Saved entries

◆ ◆ ◆ ◆

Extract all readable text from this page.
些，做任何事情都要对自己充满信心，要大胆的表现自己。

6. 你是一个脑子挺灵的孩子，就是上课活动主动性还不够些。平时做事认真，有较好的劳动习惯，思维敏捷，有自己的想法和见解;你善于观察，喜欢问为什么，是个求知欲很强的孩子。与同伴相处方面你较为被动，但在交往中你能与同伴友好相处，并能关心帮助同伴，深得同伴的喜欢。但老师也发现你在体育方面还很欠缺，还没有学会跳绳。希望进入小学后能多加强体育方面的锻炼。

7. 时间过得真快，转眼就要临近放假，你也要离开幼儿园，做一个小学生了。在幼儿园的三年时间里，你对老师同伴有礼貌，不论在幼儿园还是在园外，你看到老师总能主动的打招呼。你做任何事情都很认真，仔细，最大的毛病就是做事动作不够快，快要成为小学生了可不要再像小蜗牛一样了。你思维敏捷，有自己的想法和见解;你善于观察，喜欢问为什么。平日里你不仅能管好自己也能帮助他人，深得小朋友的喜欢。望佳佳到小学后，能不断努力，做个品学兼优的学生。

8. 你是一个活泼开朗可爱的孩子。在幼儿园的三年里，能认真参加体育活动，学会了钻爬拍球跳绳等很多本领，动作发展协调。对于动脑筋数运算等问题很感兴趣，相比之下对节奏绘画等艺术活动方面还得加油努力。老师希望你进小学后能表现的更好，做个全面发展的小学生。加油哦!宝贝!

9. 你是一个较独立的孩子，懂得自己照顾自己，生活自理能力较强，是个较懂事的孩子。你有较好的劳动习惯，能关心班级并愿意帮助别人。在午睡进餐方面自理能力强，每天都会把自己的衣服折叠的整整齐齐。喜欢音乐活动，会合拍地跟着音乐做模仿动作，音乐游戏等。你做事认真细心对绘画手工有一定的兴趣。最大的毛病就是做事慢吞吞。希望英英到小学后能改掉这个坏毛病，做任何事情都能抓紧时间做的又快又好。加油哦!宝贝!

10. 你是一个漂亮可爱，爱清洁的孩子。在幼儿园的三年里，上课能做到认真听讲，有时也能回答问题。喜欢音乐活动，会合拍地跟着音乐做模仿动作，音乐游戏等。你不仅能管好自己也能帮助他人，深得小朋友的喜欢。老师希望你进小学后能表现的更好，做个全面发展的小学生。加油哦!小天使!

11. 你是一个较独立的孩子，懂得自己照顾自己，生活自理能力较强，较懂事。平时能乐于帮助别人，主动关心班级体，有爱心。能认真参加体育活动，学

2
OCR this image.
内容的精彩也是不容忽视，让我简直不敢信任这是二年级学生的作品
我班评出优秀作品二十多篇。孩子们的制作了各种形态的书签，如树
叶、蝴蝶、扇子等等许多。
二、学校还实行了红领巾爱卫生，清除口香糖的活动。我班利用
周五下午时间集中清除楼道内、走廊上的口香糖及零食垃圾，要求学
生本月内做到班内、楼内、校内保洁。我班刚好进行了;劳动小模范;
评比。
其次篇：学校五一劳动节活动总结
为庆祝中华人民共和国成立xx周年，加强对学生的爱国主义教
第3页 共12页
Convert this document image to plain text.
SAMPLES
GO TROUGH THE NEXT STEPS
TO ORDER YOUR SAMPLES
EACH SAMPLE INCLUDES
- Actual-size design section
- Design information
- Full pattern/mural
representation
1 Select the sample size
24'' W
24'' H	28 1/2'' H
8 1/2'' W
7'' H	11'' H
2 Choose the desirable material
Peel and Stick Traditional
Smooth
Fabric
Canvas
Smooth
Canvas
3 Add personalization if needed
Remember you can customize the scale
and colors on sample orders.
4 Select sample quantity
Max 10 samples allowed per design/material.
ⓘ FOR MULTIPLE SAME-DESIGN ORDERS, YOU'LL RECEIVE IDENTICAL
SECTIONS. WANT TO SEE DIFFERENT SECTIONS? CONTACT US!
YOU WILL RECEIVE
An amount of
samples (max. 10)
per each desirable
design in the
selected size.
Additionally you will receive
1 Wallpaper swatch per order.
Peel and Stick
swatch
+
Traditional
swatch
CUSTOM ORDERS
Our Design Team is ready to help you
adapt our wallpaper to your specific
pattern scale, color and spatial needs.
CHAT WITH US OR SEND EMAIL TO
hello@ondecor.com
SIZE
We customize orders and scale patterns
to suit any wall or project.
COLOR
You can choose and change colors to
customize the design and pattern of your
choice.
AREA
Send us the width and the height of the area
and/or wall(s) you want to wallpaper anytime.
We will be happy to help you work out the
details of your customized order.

◆ ◆ ◆ ◆

Problem requirements. Extract all the material, leaving every line as it is.

Solution below.
Extract all readable text from this page.
些，做任何事情都要对自己充满信心，要大胆的表现自己。

6. 你是一个脑子挺灵的孩子，就是上课活动主动性还不够些。平时做事认真，有较好的劳动习惯，思维敏捷，有自己的想法和见解;你善于观察，喜欢问为什么，是个求知欲很强的孩子。与同伴相处方面你较为被动，但在交往中你能与同伴友好相处，并能关心帮助同伴，深得同伴的喜欢。但老师也发现你在体育方面还很欠缺，还没有学会跳绳。希望进入小学后能多加强体育方面的锻炼。

7. 时间过得真快，转眼就要临近放假，你也要离开幼儿园，做一个小学生了。在幼儿园的三年时间里，你对老师同伴有礼貌，不论在幼儿园还是在园外，你看到老师总能主动的打招呼。你做任何事情都很认真，仔细，最大的毛病就是做事动作不够快，快要成为小学生了可不要再像小蜗牛一样了。你思维敏捷，有自己的想法和见解;你善于观察，喜欢问为什么。平日里你不仅能管好自己也能帮助他人，深得小朋友的喜欢。望佳佳到小学后，能不断努力，做个品学兼优的学生。

8. 你是一个活泼开朗可爱的孩子。在幼儿园的三年里，能认真参加体育活动，学会了钻爬拍球跳绳等很多本领，动作发展协调。对于动脑筋数运算等问题很感兴趣，相比之下对节奏绘画等艺术活动方面还得加油努力。老师希望你进小学后能表现的更好，做个全面发展的小学生。加油哦!宝贝!

9. 你是一个较独立的孩子，懂得自己照顾自己，生活自理能力较强，是个较懂事的孩子。你有较好的劳动习惯，能关心班级并愿意帮助别人。在午睡进餐方面自理能力强，每天都会把自己的衣服折叠的整整齐齐。喜欢音乐活动，会合拍地跟着音乐做模仿动作，音乐游戏等。你做事认真细心对绘画手工有一定的兴趣。最大的毛病就是做事慢吞吞。希望英英到小学后能改掉这个坏毛病，做任何事情都能抓紧时间做的又快又好。加油哦!宝贝!

10. 你是一个漂亮可爱，爱清洁的孩子。在幼儿园的三年里，上课能做到认真听讲，有时也能回答问题。喜欢音乐活动，会合拍地跟着音乐做模仿动作，音乐游戏等。你不仅能管好自己也能帮助他人，深得小朋友的喜欢。老师希望你进小学后能表现的更好，做个全面发展的小学生。加油哦!小天使!

11. 你是一个较独立的孩子，懂得自己照顾自己，生活自理能力较强，较懂事。平时能乐于帮助别人，主动关心班级体，有爱心。能认真参加体育活动，学

2
OCR this image.
内容的精彩也是不容忽视，让我简直不敢信任这是二年级学生的作品
我班评出优秀作品二十多篇。孩子们的制作了各种形态的书签，如树
叶、蝴蝶、扇子等等许多。
二、学校还实行了红领巾爱卫生，清除口香糖的活动。我班利用
周五下午时间集中清除楼道内、走廊上的口香糖及零食垃圾，要求学
生本月内做到班内、楼内、校内保洁。我班刚好进行了;劳动小模范;
评比。
其次篇：学校五一劳动节活动总结
为庆祝中华人民共和国成立xx周年，加强对学生的爱国主义教
第3页 共12页
Convert this document image to plain text.
SAMPLES
GO TROUGH THE NEXT STEPS
TO ORDER YOUR SAMPLES
EACH SAMPLE INCLUDES
- Actual-size design section
- Design information
- Full pattern/mural
representation
1 Select the sample size
24'' W
24'' H	28 1/2'' H
8 1/2'' W
7'' H	11'' H
2 Choose the desirable material
Peel and Stick Traditional
Smooth
Fabric
Canvas
Smooth
Canvas
3 Add personalization if needed
Remember you can customize the scale
and colors on sample orders.
4 Select sample quantity
Max 10 samples allowed per design/material.
ⓘ FOR MULTIPLE SAME-DESIGN ORDERS, YOU'LL RECEIVE IDENTICAL
SECTIONS. WANT TO SEE DIFFERENT SECTIONS? CONTACT US!
YOU WILL RECEIVE
An amount of
samples (max. 10)
per each desirable
design in the
selected size.
Additionally you will receive
1 Wallpaper swatch per order.
Peel and Stick
swatch
+
Traditional
swatch
CUSTOM ORDERS
Our Design Team is ready to help you
adapt our wallpaper to your specific
pattern scale, color and spatial needs.
CHAT WITH US OR SEND EMAIL TO
hello@ondecor.com
SIZE
We customize orders and scale patterns
to suit any wall or project.
COLOR
You can choose and change colors to
customize the design and pattern of your
choice.
AREA
Send us the width and the height of the area
and/or wall(s) you want to wallpaper anytime.
We will be happy to help you work out the
details of your customized order.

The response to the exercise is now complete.